»»

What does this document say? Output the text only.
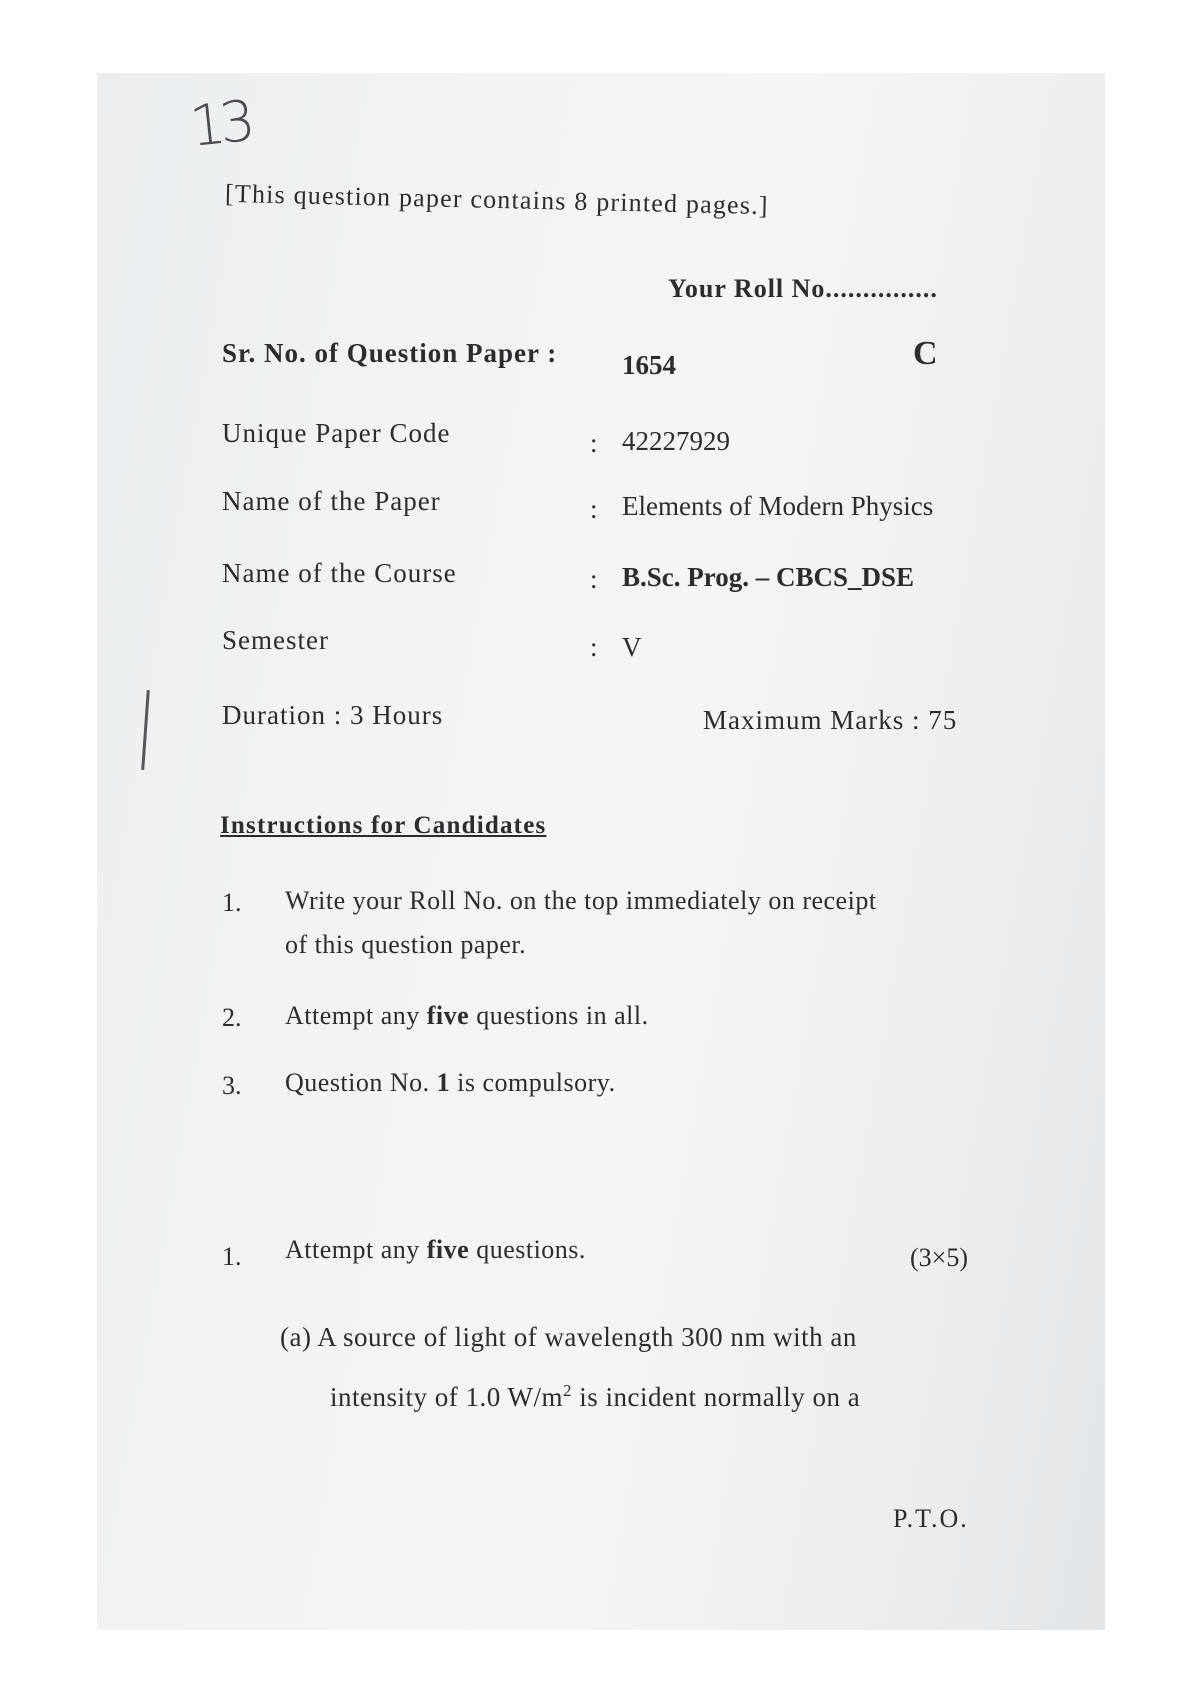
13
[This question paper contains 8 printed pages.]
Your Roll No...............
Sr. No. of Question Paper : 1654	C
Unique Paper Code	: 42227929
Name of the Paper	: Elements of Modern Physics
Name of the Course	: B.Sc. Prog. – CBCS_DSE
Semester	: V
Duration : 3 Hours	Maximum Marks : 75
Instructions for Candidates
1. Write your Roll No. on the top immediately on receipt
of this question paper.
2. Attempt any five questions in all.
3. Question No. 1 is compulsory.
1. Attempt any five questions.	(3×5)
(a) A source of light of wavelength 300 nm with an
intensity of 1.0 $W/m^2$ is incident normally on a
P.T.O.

««
»»

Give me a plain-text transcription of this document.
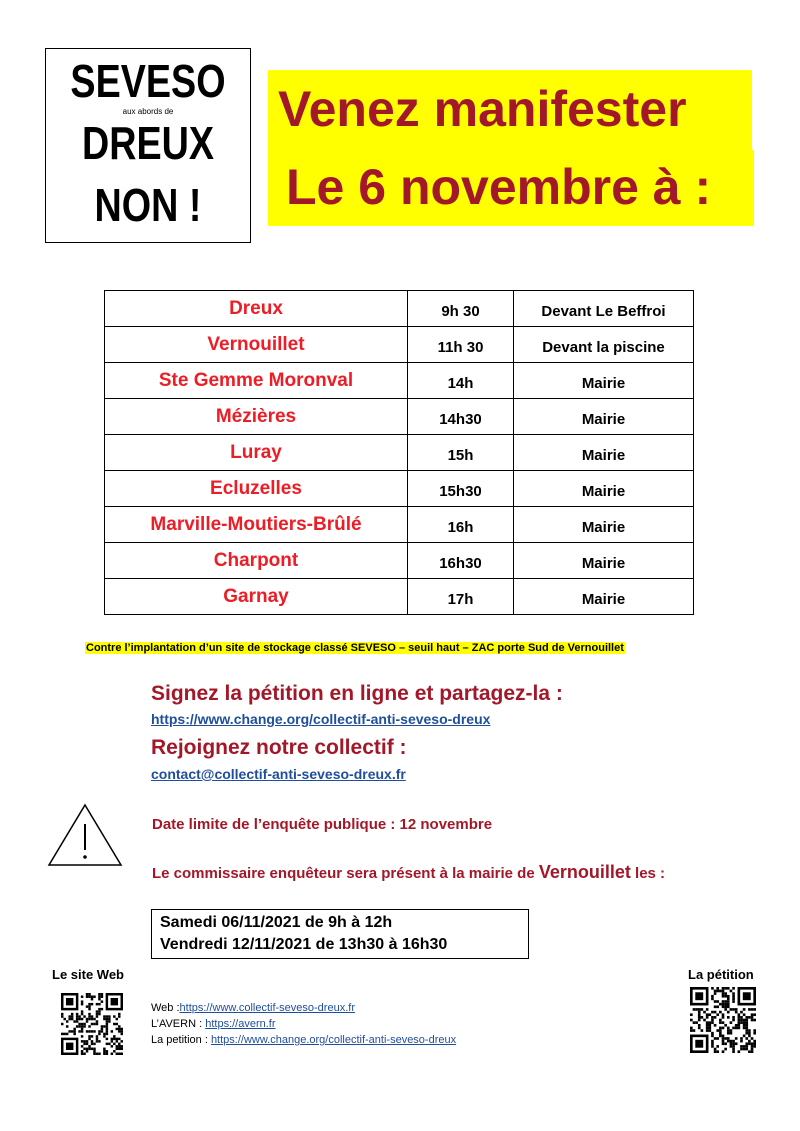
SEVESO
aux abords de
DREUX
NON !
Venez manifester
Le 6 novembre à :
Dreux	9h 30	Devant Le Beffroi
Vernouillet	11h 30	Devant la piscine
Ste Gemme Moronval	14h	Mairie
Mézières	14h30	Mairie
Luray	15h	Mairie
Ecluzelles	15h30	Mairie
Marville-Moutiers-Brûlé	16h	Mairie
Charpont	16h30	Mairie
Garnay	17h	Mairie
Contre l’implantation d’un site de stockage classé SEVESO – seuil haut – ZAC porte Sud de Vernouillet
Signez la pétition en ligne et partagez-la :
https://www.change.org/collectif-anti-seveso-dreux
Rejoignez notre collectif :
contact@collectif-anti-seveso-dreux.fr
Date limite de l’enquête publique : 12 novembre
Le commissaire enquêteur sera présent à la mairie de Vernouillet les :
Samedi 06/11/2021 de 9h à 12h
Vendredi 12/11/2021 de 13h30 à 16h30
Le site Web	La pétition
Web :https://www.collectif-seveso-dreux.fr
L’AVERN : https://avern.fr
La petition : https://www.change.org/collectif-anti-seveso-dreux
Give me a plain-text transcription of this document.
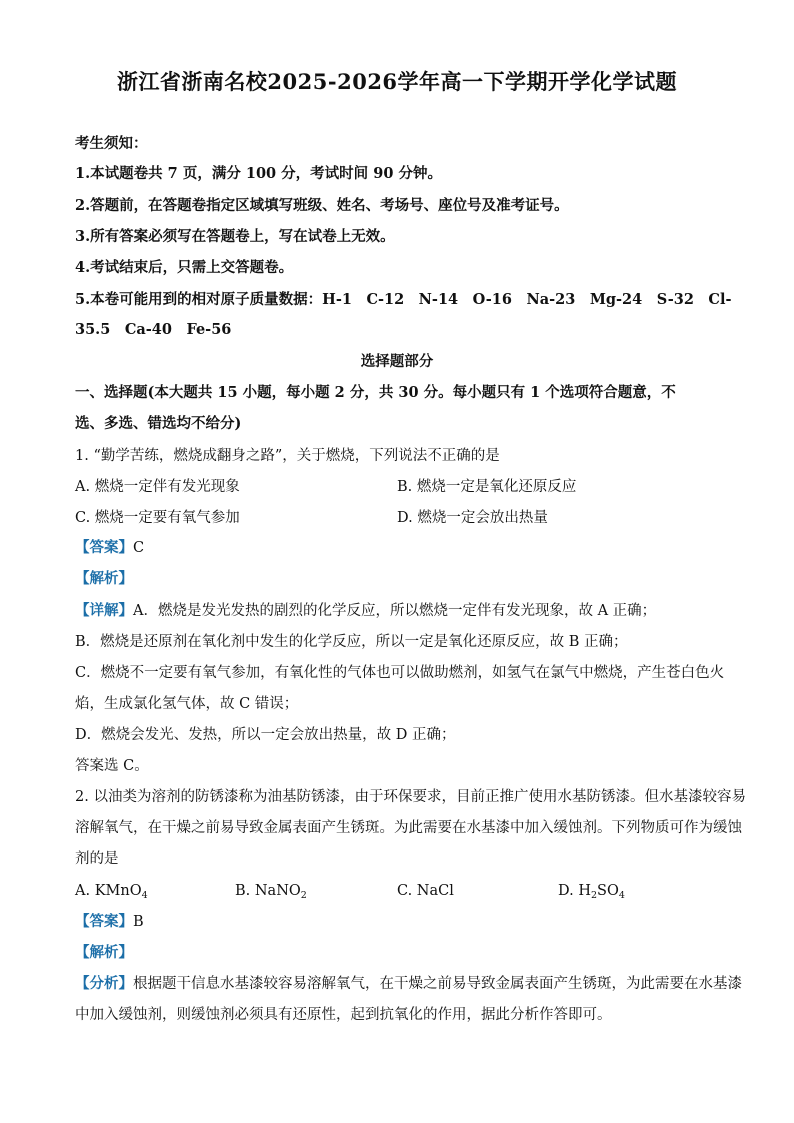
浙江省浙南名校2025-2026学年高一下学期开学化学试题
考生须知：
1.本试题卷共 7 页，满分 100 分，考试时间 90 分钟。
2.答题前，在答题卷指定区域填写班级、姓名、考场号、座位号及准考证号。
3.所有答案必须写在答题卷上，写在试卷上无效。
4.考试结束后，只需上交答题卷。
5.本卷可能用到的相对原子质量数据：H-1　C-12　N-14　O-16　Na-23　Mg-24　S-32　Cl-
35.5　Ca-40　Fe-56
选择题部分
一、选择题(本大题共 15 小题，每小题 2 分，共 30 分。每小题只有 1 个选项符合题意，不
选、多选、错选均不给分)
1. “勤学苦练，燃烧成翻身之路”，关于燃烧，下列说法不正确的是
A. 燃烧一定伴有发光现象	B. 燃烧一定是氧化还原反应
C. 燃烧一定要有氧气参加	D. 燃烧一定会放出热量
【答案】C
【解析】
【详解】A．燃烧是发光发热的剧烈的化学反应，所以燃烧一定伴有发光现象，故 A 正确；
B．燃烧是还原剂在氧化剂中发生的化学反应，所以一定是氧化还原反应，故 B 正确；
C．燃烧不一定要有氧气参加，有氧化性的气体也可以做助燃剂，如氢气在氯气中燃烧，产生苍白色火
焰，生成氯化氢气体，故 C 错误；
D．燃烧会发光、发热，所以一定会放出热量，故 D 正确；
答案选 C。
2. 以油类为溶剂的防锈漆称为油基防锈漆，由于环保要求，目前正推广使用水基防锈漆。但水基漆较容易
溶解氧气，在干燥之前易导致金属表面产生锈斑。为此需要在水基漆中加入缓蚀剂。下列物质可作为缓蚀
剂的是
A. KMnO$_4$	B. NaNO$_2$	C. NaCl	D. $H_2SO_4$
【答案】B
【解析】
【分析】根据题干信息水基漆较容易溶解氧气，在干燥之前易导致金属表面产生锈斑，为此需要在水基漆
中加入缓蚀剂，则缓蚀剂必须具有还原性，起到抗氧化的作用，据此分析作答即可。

««

- The task
Read the entries above, then pull out the lines that include "https".

- Exercise response
https://www.change.org/collectif-anti-seveso-dreux
Web :https://www.collectif-seveso-dreux.fr
L’AVERN : https://avern.fr
La petition : https://www.change.org/collectif-anti-seveso-dreux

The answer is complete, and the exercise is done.